What you will do »
Find the word "JSON" in the listing; pull out each line holding it.

Data to process »
================
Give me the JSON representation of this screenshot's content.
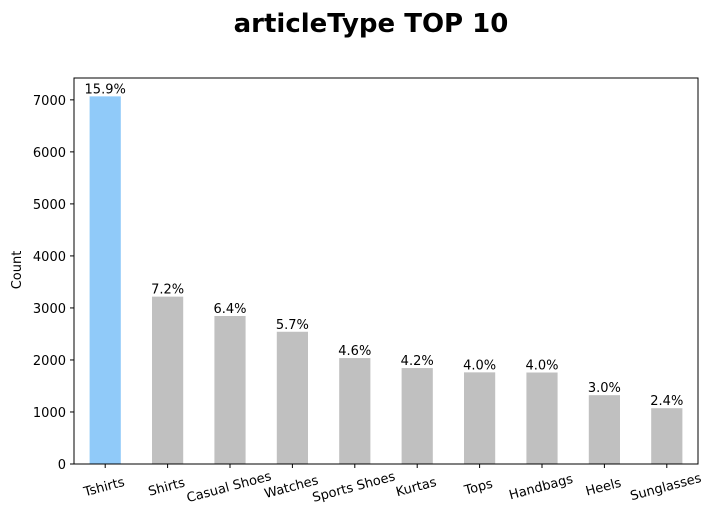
{
  "chart_data": {
    "type": "bar",
    "title": "articleType TOP 10",
    "xlabel": "",
    "ylabel": "Count",
    "categories": [
      "Tshirts",
      "Shirts",
      "Casual Shoes",
      "Watches",
      "Sports Shoes",
      "Kurtas",
      "Tops",
      "Handbags",
      "Heels",
      "Sunglasses"
    ],
    "values": [
      7067,
      3217,
      2845,
      2542,
      2036,
      1844,
      1762,
      1759,
      1323,
      1073
    ],
    "data_labels": [
      "15.9%",
      "7.2%",
      "6.4%",
      "5.7%",
      "4.6%",
      "4.2%",
      "4.0%",
      "4.0%",
      "3.0%",
      "2.4%"
    ],
    "yticks": [
      0,
      1000,
      2000,
      3000,
      4000,
      5000,
      6000,
      7000
    ],
    "ylim": [
      0,
      7420
    ],
    "grid": false,
    "highlight_color": "#90caf9",
    "bar_color": "#c0c0c0"
  }
}
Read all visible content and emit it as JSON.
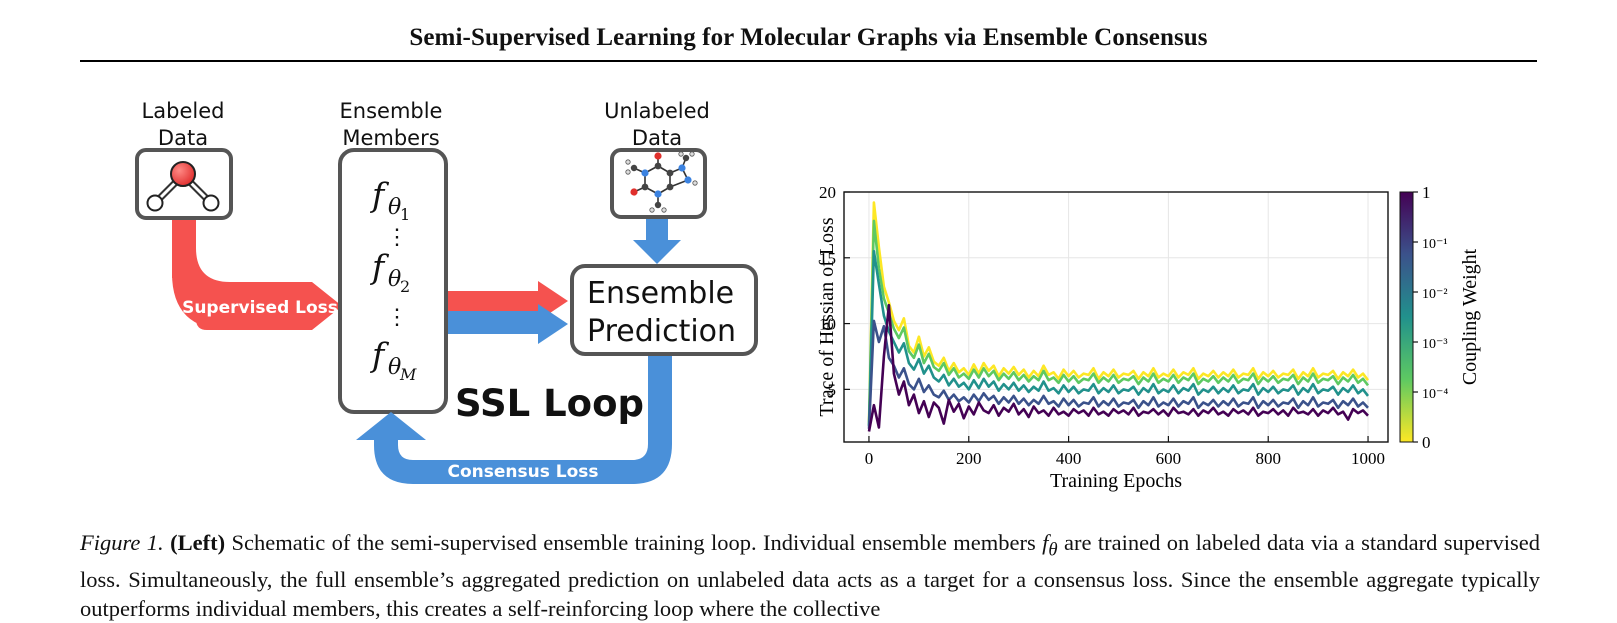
{
  "paper": {
    "title": "Semi-Supervised Learning for Molecular Graphs via Ensemble Consensus"
  },
  "schematic": {
    "labeled_data_label": [
      "Labeled",
      "Data"
    ],
    "ensemble_members_label": [
      "Ensemble",
      "Members"
    ],
    "unlabeled_data_label": [
      "Unlabeled",
      "Data"
    ],
    "members": [
      "f",
      "θ",
      "1",
      "2",
      "M"
    ],
    "vdots": "⋮",
    "prediction_label": [
      "Ensemble",
      "Prediction"
    ],
    "supervised_loss_label": "Supervised Loss",
    "consensus_loss_label": "Consensus Loss",
    "loop_label": "SSL Loop",
    "colors": {
      "supervised": "#f5524f",
      "consensus": "#4a90d9",
      "box": "#555555"
    }
  },
  "chart_data": {
    "type": "line",
    "xlabel": "Training Epochs",
    "ylabel": "Trace of Hessian of Loss",
    "xlim": [
      -50,
      1040
    ],
    "ylim": [
      1,
      20
    ],
    "xticks": [
      0,
      200,
      400,
      600,
      800,
      1000
    ],
    "yticks": [
      5,
      10,
      15,
      20
    ],
    "grid": true,
    "colorbar": {
      "label": "Coupling Weight",
      "ticks": [
        "1",
        "10⁻¹",
        "10⁻²",
        "10⁻³",
        "10⁻⁴",
        "0"
      ],
      "colormap": "viridis",
      "colors": [
        "#fde725",
        "#5ec962",
        "#21918c",
        "#3b528b",
        "#440154"
      ]
    },
    "series": [
      {
        "color": "#fde725",
        "values": [
          2.5,
          19.2,
          15.8,
          12.8,
          11.6,
          10.2,
          9.5,
          10.4,
          8.3,
          7.8,
          9.0,
          7.5,
          8.2,
          7.1,
          6.8,
          7.4,
          6.4,
          7.0,
          6.3,
          6.6,
          6.1,
          6.9,
          6.2,
          7.0,
          6.4,
          6.8,
          6.0,
          6.6,
          6.2,
          6.7,
          6.1,
          6.5,
          5.9,
          6.4,
          6.0,
          6.8,
          6.1,
          6.3,
          5.8,
          6.5,
          6.0,
          6.4,
          5.9,
          6.2,
          6.1,
          6.6,
          5.8,
          6.3,
          6.0,
          6.5,
          5.9,
          6.2,
          6.1,
          6.4,
          5.8,
          6.3,
          6.0,
          6.6,
          5.9,
          6.2,
          6.0,
          6.5,
          5.9,
          6.3,
          6.1,
          6.6,
          5.8,
          6.2,
          6.0,
          6.4,
          5.9,
          6.3,
          6.0,
          6.5,
          5.9,
          6.2,
          6.1,
          6.6,
          5.8,
          6.3,
          6.0,
          6.4,
          5.9,
          6.2,
          6.1,
          6.5,
          5.8,
          6.3,
          6.0,
          6.6,
          5.9,
          6.2,
          6.1,
          6.4,
          5.8,
          6.3,
          6.0,
          6.5,
          5.9,
          6.2,
          5.7
        ]
      },
      {
        "color": "#5ec962",
        "values": [
          2.3,
          17.8,
          14.2,
          11.9,
          10.8,
          9.6,
          8.9,
          9.7,
          7.9,
          7.4,
          8.4,
          7.0,
          7.7,
          6.7,
          6.4,
          7.0,
          6.1,
          6.6,
          5.9,
          6.2,
          5.8,
          6.5,
          5.9,
          6.6,
          6.0,
          6.4,
          5.7,
          6.2,
          5.8,
          6.3,
          5.7,
          6.1,
          5.6,
          6.0,
          5.7,
          6.4,
          5.7,
          5.9,
          5.5,
          6.1,
          5.6,
          6.0,
          5.5,
          5.8,
          5.7,
          6.2,
          5.5,
          5.9,
          5.6,
          6.1,
          5.5,
          5.8,
          5.7,
          6.0,
          5.4,
          5.9,
          5.6,
          6.2,
          5.5,
          5.8,
          5.6,
          6.1,
          5.5,
          5.9,
          5.7,
          6.2,
          5.4,
          5.8,
          5.6,
          6.0,
          5.5,
          5.9,
          5.6,
          6.1,
          5.5,
          5.8,
          5.7,
          6.2,
          5.4,
          5.9,
          5.6,
          6.0,
          5.5,
          5.8,
          5.7,
          6.1,
          5.4,
          5.9,
          5.6,
          6.2,
          5.5,
          5.8,
          5.7,
          6.0,
          5.4,
          5.9,
          5.6,
          6.1,
          5.5,
          5.8,
          5.3
        ]
      },
      {
        "color": "#21918c",
        "values": [
          2.2,
          15.5,
          13.0,
          10.6,
          9.4,
          8.6,
          7.8,
          8.5,
          7.0,
          6.5,
          7.3,
          6.2,
          6.8,
          5.9,
          5.6,
          6.1,
          5.3,
          5.8,
          5.2,
          5.5,
          5.0,
          5.7,
          5.1,
          5.8,
          5.2,
          5.6,
          4.9,
          5.4,
          5.0,
          5.5,
          4.9,
          5.3,
          4.8,
          5.2,
          4.9,
          5.6,
          4.9,
          5.1,
          4.7,
          5.3,
          4.8,
          5.2,
          4.7,
          5.0,
          4.9,
          5.4,
          4.7,
          5.1,
          4.8,
          5.3,
          4.7,
          5.0,
          4.9,
          5.2,
          4.6,
          5.1,
          4.8,
          5.4,
          4.7,
          5.0,
          4.8,
          5.3,
          4.7,
          5.1,
          4.9,
          5.4,
          4.6,
          5.0,
          4.8,
          5.2,
          4.7,
          5.1,
          4.8,
          5.3,
          4.7,
          5.0,
          4.9,
          5.4,
          4.6,
          5.1,
          4.8,
          5.2,
          4.7,
          5.0,
          4.9,
          5.3,
          4.6,
          5.1,
          4.8,
          5.4,
          4.7,
          5.0,
          4.9,
          5.2,
          4.6,
          5.1,
          4.8,
          5.3,
          4.7,
          5.0,
          4.5
        ]
      },
      {
        "color": "#3b528b",
        "values": [
          2.0,
          10.2,
          8.6,
          9.8,
          7.4,
          6.8,
          5.9,
          6.6,
          5.4,
          5.0,
          5.8,
          4.8,
          5.3,
          4.6,
          4.4,
          4.9,
          4.2,
          4.6,
          4.1,
          4.4,
          4.0,
          4.6,
          4.1,
          4.7,
          4.2,
          4.5,
          3.9,
          4.4,
          4.0,
          4.5,
          3.9,
          4.3,
          3.8,
          4.2,
          3.9,
          4.5,
          3.9,
          4.1,
          3.7,
          4.3,
          3.8,
          4.2,
          3.7,
          4.0,
          3.9,
          4.4,
          3.7,
          4.1,
          3.8,
          4.3,
          3.7,
          4.0,
          3.9,
          4.2,
          3.6,
          4.1,
          3.8,
          4.4,
          3.7,
          4.0,
          3.8,
          4.3,
          3.7,
          4.1,
          3.9,
          4.4,
          3.6,
          4.0,
          3.8,
          4.2,
          3.7,
          4.1,
          3.8,
          4.3,
          3.7,
          4.0,
          3.9,
          4.4,
          3.6,
          4.1,
          3.8,
          4.2,
          3.7,
          4.0,
          3.9,
          4.3,
          3.6,
          4.1,
          3.8,
          4.4,
          3.7,
          4.0,
          3.9,
          4.2,
          3.6,
          4.1,
          3.8,
          4.3,
          3.7,
          4.0,
          3.6
        ]
      },
      {
        "color": "#440154",
        "values": [
          1.8,
          3.8,
          2.1,
          7.5,
          11.4,
          6.2,
          4.6,
          5.6,
          3.8,
          4.6,
          3.2,
          4.1,
          2.9,
          4.0,
          3.6,
          2.4,
          4.2,
          3.3,
          3.9,
          2.8,
          3.7,
          3.1,
          4.0,
          3.4,
          3.2,
          3.8,
          3.0,
          3.6,
          3.3,
          3.9,
          3.1,
          3.5,
          2.9,
          3.7,
          3.2,
          3.4,
          3.0,
          3.6,
          3.1,
          3.3,
          3.0,
          3.5,
          3.2,
          3.4,
          3.0,
          3.6,
          3.1,
          3.3,
          3.0,
          3.5,
          3.2,
          3.4,
          3.1,
          3.6,
          3.0,
          3.3,
          3.2,
          3.5,
          3.1,
          3.4,
          3.0,
          3.6,
          3.2,
          3.3,
          3.1,
          3.5,
          3.0,
          3.4,
          3.2,
          3.6,
          3.1,
          3.3,
          3.0,
          3.5,
          3.2,
          3.4,
          3.1,
          3.6,
          3.0,
          3.3,
          3.2,
          3.5,
          3.1,
          3.4,
          3.0,
          3.6,
          3.2,
          3.3,
          3.1,
          3.5,
          3.0,
          3.4,
          3.2,
          3.6,
          3.1,
          3.3,
          2.7,
          3.5,
          3.2,
          3.4,
          3.0
        ]
      }
    ]
  },
  "caption": {
    "figure_label": "Figure 1.",
    "left_label": "(Left)",
    "text_1": " Schematic of the semi-supervised ensemble training loop. Individual ensemble members ",
    "symbol_f": "f",
    "symbol_theta": "θ",
    "text_2": " are trained on labeled data via a standard supervised loss. Simultaneously, the full ensemble’s aggregated prediction on unlabeled data acts as a target for a consensus loss. Since the ensemble aggregate typically outperforms individual members, this creates a self-reinforcing loop where the collective"
  }
}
================
Worked answer »
Give me the JSON representation of this screenshot's content.
Read all visible content and emit it as JSON.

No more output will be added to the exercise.